Stated goal
In the material below, the lines containing the word "Index" are required; copy each of them.

Records provided
-- Begin --
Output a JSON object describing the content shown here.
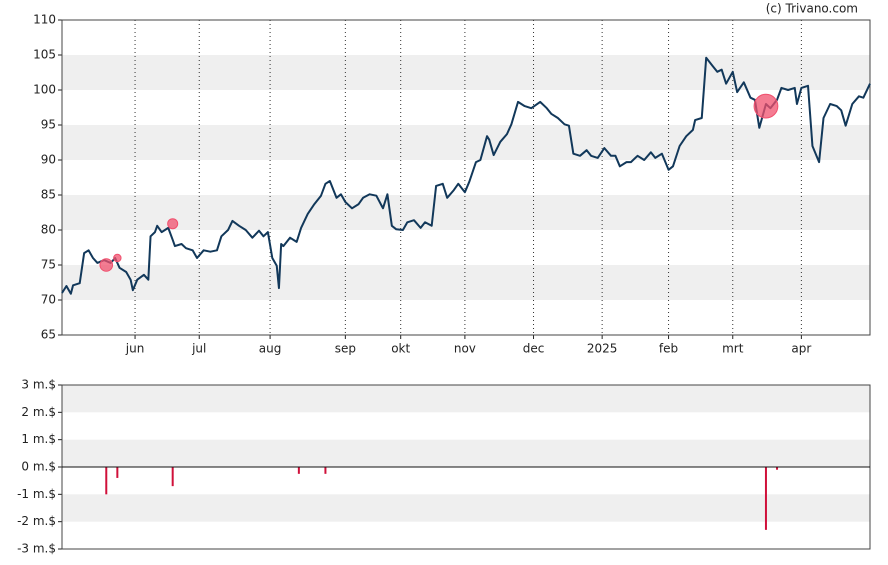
{
  "watermark": "(c) Trivano.com",
  "chart_data": [
    {
      "type": "line",
      "x": [
        0,
        2,
        4,
        5,
        8,
        10,
        12,
        14,
        16,
        19,
        22,
        24,
        26,
        29,
        31,
        32,
        34,
        37,
        39,
        40,
        42,
        43,
        45,
        48,
        50,
        51,
        54,
        56,
        59,
        61,
        64,
        67,
        70,
        72,
        75,
        77,
        80,
        83,
        86,
        89,
        91,
        93,
        95,
        97,
        98,
        99,
        100,
        103,
        106,
        108,
        111,
        114,
        117,
        119,
        121,
        124,
        126,
        128,
        131,
        134,
        136,
        139,
        142,
        145,
        147,
        149,
        151,
        154,
        156,
        159,
        162,
        164,
        167,
        169,
        172,
        174,
        177,
        179,
        182,
        184,
        187,
        189,
        192,
        193,
        195,
        198,
        201,
        203,
        206,
        209,
        212,
        216,
        219,
        221,
        224,
        227,
        229,
        231,
        234,
        237,
        239,
        242,
        245,
        248,
        250,
        252,
        255,
        257,
        260,
        263,
        266,
        268,
        271,
        274,
        276,
        279,
        282,
        285,
        286,
        289,
        291,
        294,
        296,
        298,
        300,
        303,
        305,
        308,
        311,
        313,
        315,
        318,
        320,
        323,
        325,
        328,
        331,
        332,
        334,
        337,
        339,
        342,
        344,
        347,
        350,
        352,
        354,
        357,
        360,
        362,
        365
      ],
      "values": [
        71,
        72,
        70.9,
        72.1,
        72.4,
        76.7,
        77.1,
        76,
        75.3,
        75.7,
        75.3,
        76,
        74.6,
        74,
        72.9,
        71.4,
        72.9,
        73.6,
        72.9,
        79.1,
        79.7,
        80.6,
        79.7,
        80.3,
        78.6,
        77.7,
        78,
        77.4,
        77.1,
        76,
        77.1,
        76.9,
        77.1,
        79.1,
        80,
        81.3,
        80.6,
        80,
        78.9,
        79.9,
        79.1,
        79.7,
        76,
        74.9,
        71.7,
        78,
        77.7,
        78.9,
        78.3,
        80.3,
        82.3,
        83.7,
        84.9,
        86.6,
        87,
        84.6,
        85.1,
        84,
        83.1,
        83.7,
        84.6,
        85.1,
        84.9,
        83.1,
        85.1,
        80.6,
        80.1,
        80,
        81.1,
        81.4,
        80.3,
        81.1,
        80.6,
        86.3,
        86.6,
        84.6,
        85.7,
        86.6,
        85.4,
        86.9,
        89.7,
        90,
        93.4,
        92.9,
        90.7,
        92.6,
        93.7,
        95.1,
        98.3,
        97.7,
        97.4,
        98.3,
        97.4,
        96.6,
        96,
        95.1,
        94.9,
        90.9,
        90.6,
        91.4,
        90.6,
        90.3,
        91.7,
        90.6,
        90.6,
        89.1,
        89.7,
        89.7,
        90.6,
        90,
        91.1,
        90.3,
        90.9,
        88.6,
        89.1,
        92,
        93.4,
        94.3,
        95.7,
        96,
        104.6,
        103.4,
        102.6,
        102.9,
        100.9,
        102.6,
        99.7,
        101.1,
        98.9,
        98.6,
        94.6,
        98,
        97.4,
        98.6,
        100.3,
        100,
        100.3,
        98,
        100.3,
        100.6,
        92,
        89.7,
        96,
        98,
        97.7,
        97.1,
        94.9,
        98,
        99.1,
        98.9,
        100.9
      ],
      "color": "#12385a",
      "markers": {
        "x": [
          20,
          25,
          50,
          318
        ],
        "values": [
          75,
          76,
          80.9,
          97.7
        ],
        "color": "#f0506e"
      },
      "xlim": [
        0,
        365
      ],
      "xticks": [
        {
          "value": 33,
          "label": "jun"
        },
        {
          "value": 62,
          "label": "jul"
        },
        {
          "value": 94,
          "label": "aug"
        },
        {
          "value": 128,
          "label": "sep"
        },
        {
          "value": 153,
          "label": "okt"
        },
        {
          "value": 182,
          "label": "nov"
        },
        {
          "value": 213,
          "label": "dec"
        },
        {
          "value": 244,
          "label": "2025"
        },
        {
          "value": 274,
          "label": "feb"
        },
        {
          "value": 303,
          "label": "mrt"
        },
        {
          "value": 334,
          "label": "apr"
        }
      ],
      "ylim": [
        65,
        110
      ],
      "yticks": [
        65,
        70,
        75,
        80,
        85,
        90,
        95,
        100,
        105,
        110
      ],
      "grid": true
    },
    {
      "type": "bar",
      "x": [
        20,
        25,
        50,
        107,
        119,
        318,
        323
      ],
      "values": [
        -1.0,
        -0.4,
        -0.7,
        -0.25,
        -0.25,
        -2.3,
        -0.1
      ],
      "color": "#d0103a",
      "xlim": [
        0,
        365
      ],
      "ylim": [
        -3,
        3
      ],
      "yticks": [
        {
          "value": -3,
          "label": "-3 m.$"
        },
        {
          "value": -2,
          "label": "-2 m.$"
        },
        {
          "value": -1,
          "label": "-1 m.$"
        },
        {
          "value": 0,
          "label": "0 m.$"
        },
        {
          "value": 1,
          "label": "1 m.$"
        },
        {
          "value": 2,
          "label": "2 m.$"
        },
        {
          "value": 3,
          "label": "3 m.$"
        }
      ],
      "grid": true
    }
  ]
}
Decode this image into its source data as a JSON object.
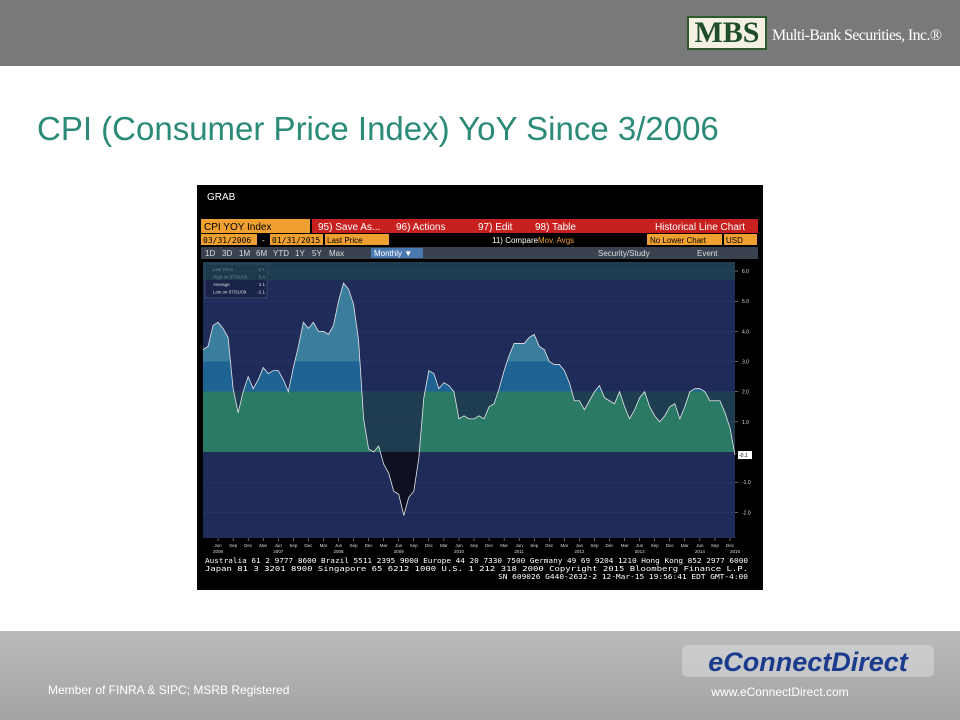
{
  "slide": {
    "logo_mark": "MBS",
    "logo_name": "Multi-Bank Securities, Inc.®",
    "title": "CPI (Consumer Price Index) YoY Since 3/2006",
    "footer_left": "Member of FINRA & SIPC; MSRB Registered",
    "footer_logo": "eConnectDirect",
    "footer_url": "www.eConnectDirect.com"
  },
  "terminal": {
    "header": "GRAB",
    "ticker": "CPI YOY Index",
    "menu": [
      "95) Save As...",
      "96) Actions",
      "97) Edit",
      "98) Table"
    ],
    "chart_kind": "Historical Line Chart",
    "start_date": "03/31/2006",
    "dash": "-",
    "end_date": "01/31/2015",
    "field": "Last Price",
    "compare": "11) Compare",
    "mov_avgs": "Mov. Avgs",
    "lower_chart": "No Lower Chart",
    "currency": "USD",
    "periods": [
      "1D",
      "3D",
      "1M",
      "6M",
      "YTD",
      "1Y",
      "5Y",
      "Max"
    ],
    "frequency": "Monthly ▼",
    "study": "Security/Study",
    "event": "Event",
    "legend": [
      {
        "label": "Last Price",
        "value": "-0.1"
      },
      {
        "label": "High on 07/31/08",
        "value": "5.6"
      },
      {
        "label": "Average",
        "value": "2.1"
      },
      {
        "label": "Low on 07/31/09",
        "value": "-2.1"
      }
    ],
    "footer": [
      "Australia 61 2 9777 8600 Brazil 5511 2395 9000 Europe 44 20 7330 7500 Germany 49 69 9204 1210 Hong Kong 852 2977 6000",
      "Japan 81 3 3201 8900       Singapore 65 6212 1000       U.S. 1 212 318 2000       Copyright 2015 Bloomberg Finance L.P.",
      "SN 609026 G440-2632-2 12-Mar-15 19:56:41 EDT  GMT-4:00"
    ]
  },
  "chart_data": {
    "type": "area",
    "values": [
      3.4,
      3.5,
      4.2,
      4.3,
      4.1,
      3.8,
      2.1,
      1.3,
      2.0,
      2.5,
      2.1,
      2.4,
      2.8,
      2.6,
      2.7,
      2.7,
      2.4,
      2.0,
      2.8,
      3.5,
      4.3,
      4.1,
      4.3,
      4.0,
      4.0,
      3.9,
      4.2,
      5.0,
      5.6,
      5.4,
      4.9,
      3.7,
      1.1,
      0.1,
      0.0,
      0.2,
      -0.4,
      -0.7,
      -1.3,
      -1.4,
      -2.1,
      -1.5,
      -1.3,
      -0.2,
      1.8,
      2.7,
      2.6,
      2.1,
      2.3,
      2.2,
      2.0,
      1.1,
      1.2,
      1.1,
      1.1,
      1.2,
      1.1,
      1.5,
      1.6,
      2.1,
      2.7,
      3.2,
      3.6,
      3.6,
      3.6,
      3.8,
      3.9,
      3.5,
      3.4,
      3.0,
      2.9,
      2.9,
      2.7,
      2.3,
      1.7,
      1.7,
      1.4,
      1.7,
      2.0,
      2.2,
      1.8,
      1.7,
      1.6,
      2.0,
      1.5,
      1.1,
      1.4,
      1.8,
      2.0,
      1.5,
      1.2,
      1.0,
      1.2,
      1.5,
      1.6,
      1.1,
      1.5,
      2.0,
      2.1,
      2.1,
      2.0,
      1.7,
      1.7,
      1.7,
      1.3,
      0.8,
      -0.1
    ],
    "month_labels": [
      "Jun",
      "Sep",
      "Dec",
      "Mar",
      "Jun",
      "Sep",
      "Dec",
      "Mar",
      "Jun",
      "Sep",
      "Dec",
      "Mar",
      "Jun",
      "Sep",
      "Dec",
      "Mar",
      "Jun",
      "Sep",
      "Dec",
      "Mar",
      "Jun",
      "Sep",
      "Dec",
      "Mar",
      "Jun",
      "Sep",
      "Dec",
      "Mar",
      "Jun",
      "Sep",
      "Dec",
      "Mar",
      "Jun",
      "Sep",
      "Dec"
    ],
    "year_labels": [
      "2006",
      "2007",
      "2008",
      "2009",
      "2010",
      "2011",
      "2012",
      "2013",
      "2014",
      "2015"
    ],
    "ylim": [
      -2.85,
      6.3
    ],
    "yticks": [
      {
        "value": 6,
        "label": "6.0"
      },
      {
        "value": 5,
        "label": "5.0"
      },
      {
        "value": 4,
        "label": "4.0"
      },
      {
        "value": 3,
        "label": "3.0"
      },
      {
        "value": 2,
        "label": "2.0"
      },
      {
        "value": 1,
        "label": "1.0"
      },
      {
        "value": -1,
        "label": "-1.0"
      },
      {
        "value": -2,
        "label": "-2.0"
      }
    ],
    "grid": true
  }
}
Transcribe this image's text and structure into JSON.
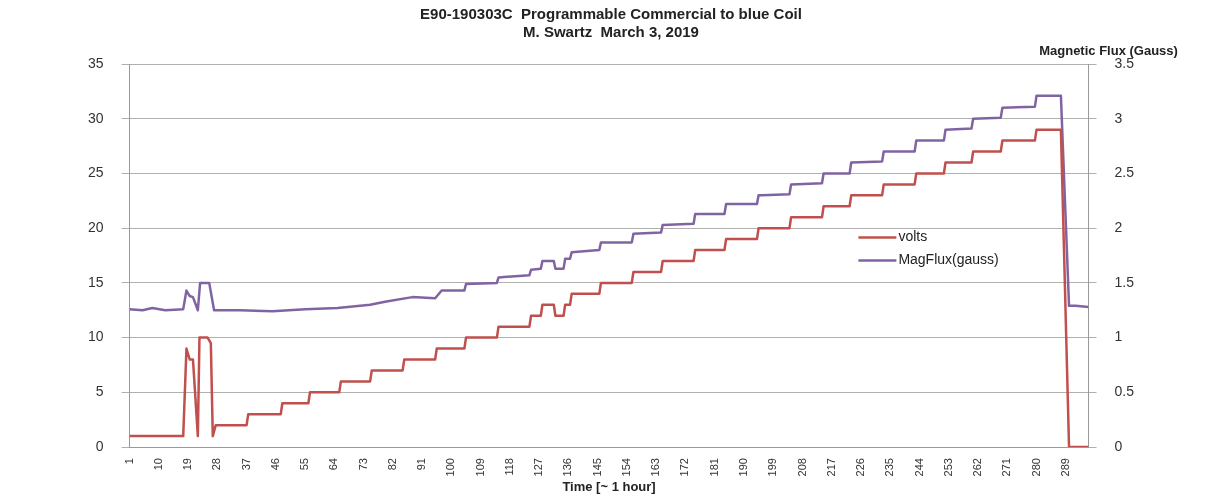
{
  "chart_data": {
    "type": "line",
    "title": "E90-190303C  Programmable Commercial to blue Coil",
    "subtitle": "M. Swartz  March 3, 2019",
    "xlabel": "Time [~ 1 hour]",
    "y2label": "Magnetic Flux (Gauss)",
    "xlim": [
      1,
      296
    ],
    "xticks": [
      1,
      10,
      19,
      28,
      37,
      46,
      55,
      64,
      73,
      82,
      91,
      100,
      109,
      118,
      127,
      136,
      145,
      154,
      163,
      172,
      181,
      190,
      199,
      208,
      217,
      226,
      235,
      244,
      253,
      262,
      271,
      280,
      289
    ],
    "ylim": [
      0,
      35
    ],
    "yticks": [
      0,
      5,
      10,
      15,
      20,
      25,
      30,
      35
    ],
    "y2lim": [
      0,
      3.5
    ],
    "y2ticks": [
      0,
      0.5,
      1,
      1.5,
      2,
      2.5,
      3,
      3.5
    ],
    "grid": "y",
    "legend": "right",
    "marker": "none",
    "line_style": "solid",
    "series": [
      {
        "name": "volts",
        "color": "#c0504d",
        "x": [
          1,
          17.5,
          18.5,
          19.5,
          20.5,
          22,
          22.5,
          25,
          26,
          26.6,
          27.5,
          37,
          37.5,
          47.5,
          48,
          56,
          56.5,
          65.5,
          66,
          75,
          75.5,
          85,
          85.5,
          95,
          95.5,
          104,
          104.5,
          114,
          114.5,
          124,
          124.5,
          127.5,
          128,
          131.5,
          132,
          134.5,
          135,
          136.5,
          137,
          145.5,
          146,
          155.5,
          156,
          164.5,
          165,
          174.5,
          175,
          184,
          184.5,
          194,
          194.5,
          204,
          204.5,
          214,
          214.5,
          222.5,
          223,
          232.5,
          233,
          242.5,
          243,
          251.5,
          252,
          260,
          260.5,
          269,
          269.5,
          279.5,
          280,
          287.5,
          290,
          296
        ],
        "values": [
          1,
          1,
          9,
          8,
          8,
          1,
          10,
          10,
          9.5,
          1,
          2,
          2,
          3,
          3,
          4,
          4,
          5,
          5,
          6,
          6,
          7,
          7,
          8,
          8,
          9,
          9,
          10,
          10,
          11,
          11,
          12,
          12,
          13,
          13,
          12,
          12,
          13,
          13,
          14,
          14,
          15,
          15,
          16,
          16,
          17,
          17,
          18,
          18,
          19,
          19,
          20,
          20,
          21,
          21,
          22,
          22,
          23,
          23,
          24,
          24,
          25,
          25,
          26,
          26,
          27,
          27,
          28,
          28,
          29,
          29,
          0,
          0
        ]
      },
      {
        "name": "MagFlux(gauss)",
        "color": "#8064a2",
        "axis": "y2",
        "x": [
          1,
          5,
          8,
          12,
          17.5,
          18.5,
          19.5,
          20.5,
          22,
          22.7,
          25.5,
          27,
          35,
          45,
          55,
          65,
          75,
          80,
          88,
          95,
          97,
          104,
          104.5,
          114,
          114.5,
          124,
          124.5,
          127.5,
          128,
          131.5,
          132,
          134.5,
          135,
          136.5,
          137,
          145.5,
          146,
          155.5,
          156,
          164.5,
          165,
          174.5,
          175,
          184,
          184.5,
          194,
          194.5,
          204,
          204.5,
          214,
          214.5,
          222.5,
          223,
          232.5,
          233,
          242.5,
          243,
          251.5,
          252,
          260,
          260.5,
          269,
          269.5,
          279.5,
          280,
          287.5,
          290,
          292,
          296
        ],
        "values": [
          1.26,
          1.25,
          1.27,
          1.25,
          1.26,
          1.43,
          1.38,
          1.37,
          1.25,
          1.5,
          1.5,
          1.25,
          1.25,
          1.24,
          1.26,
          1.27,
          1.3,
          1.33,
          1.37,
          1.36,
          1.43,
          1.43,
          1.49,
          1.5,
          1.55,
          1.57,
          1.62,
          1.63,
          1.7,
          1.7,
          1.63,
          1.63,
          1.72,
          1.72,
          1.78,
          1.8,
          1.87,
          1.87,
          1.95,
          1.96,
          2.03,
          2.04,
          2.13,
          2.13,
          2.22,
          2.22,
          2.3,
          2.31,
          2.4,
          2.41,
          2.5,
          2.5,
          2.6,
          2.61,
          2.7,
          2.7,
          2.8,
          2.8,
          2.9,
          2.91,
          3,
          3.01,
          3.1,
          3.11,
          3.21,
          3.21,
          1.29,
          1.29,
          1.28
        ]
      }
    ]
  }
}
-- End --
Solution to this problem
    "title": "CPI (Consumer Price Index) YoY Since 3/2006",
    "ticker": "CPI YOY Index",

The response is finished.